* _GIVEN DATA_
start

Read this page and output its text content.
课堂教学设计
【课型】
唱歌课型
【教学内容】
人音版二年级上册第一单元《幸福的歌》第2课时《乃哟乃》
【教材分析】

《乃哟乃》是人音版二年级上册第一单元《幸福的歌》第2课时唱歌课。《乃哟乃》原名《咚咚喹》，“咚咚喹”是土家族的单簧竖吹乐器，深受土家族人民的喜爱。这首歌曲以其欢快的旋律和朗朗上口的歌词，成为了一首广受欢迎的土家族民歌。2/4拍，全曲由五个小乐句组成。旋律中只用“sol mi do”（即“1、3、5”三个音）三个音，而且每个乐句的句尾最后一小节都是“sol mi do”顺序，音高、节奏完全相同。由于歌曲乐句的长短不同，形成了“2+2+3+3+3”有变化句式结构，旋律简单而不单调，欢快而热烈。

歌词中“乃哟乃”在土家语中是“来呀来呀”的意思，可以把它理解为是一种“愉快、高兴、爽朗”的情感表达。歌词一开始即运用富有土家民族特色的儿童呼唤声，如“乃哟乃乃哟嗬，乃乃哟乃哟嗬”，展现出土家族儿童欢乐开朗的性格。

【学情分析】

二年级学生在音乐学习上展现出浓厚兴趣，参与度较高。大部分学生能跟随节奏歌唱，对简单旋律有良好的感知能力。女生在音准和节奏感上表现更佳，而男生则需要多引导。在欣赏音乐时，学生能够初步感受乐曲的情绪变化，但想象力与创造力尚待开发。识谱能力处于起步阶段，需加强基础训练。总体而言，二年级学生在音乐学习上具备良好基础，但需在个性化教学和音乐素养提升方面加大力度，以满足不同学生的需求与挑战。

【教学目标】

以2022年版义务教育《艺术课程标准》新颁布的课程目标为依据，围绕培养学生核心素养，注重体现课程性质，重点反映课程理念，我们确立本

end
start

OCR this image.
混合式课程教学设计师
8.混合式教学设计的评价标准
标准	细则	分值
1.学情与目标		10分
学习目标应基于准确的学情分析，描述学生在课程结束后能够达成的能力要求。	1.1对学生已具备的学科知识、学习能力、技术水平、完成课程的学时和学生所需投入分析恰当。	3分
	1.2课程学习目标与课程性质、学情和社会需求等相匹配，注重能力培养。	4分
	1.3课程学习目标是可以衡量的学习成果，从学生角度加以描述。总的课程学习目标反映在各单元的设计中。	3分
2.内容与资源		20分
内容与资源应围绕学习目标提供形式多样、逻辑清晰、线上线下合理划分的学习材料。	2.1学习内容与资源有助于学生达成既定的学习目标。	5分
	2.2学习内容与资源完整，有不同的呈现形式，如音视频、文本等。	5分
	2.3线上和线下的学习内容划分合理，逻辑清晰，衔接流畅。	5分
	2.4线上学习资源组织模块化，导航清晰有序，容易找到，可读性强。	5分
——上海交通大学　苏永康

end

Show each line of the data that contains the string "this".

* _ANSWER_
Read this page and output its text content.
OCR this image.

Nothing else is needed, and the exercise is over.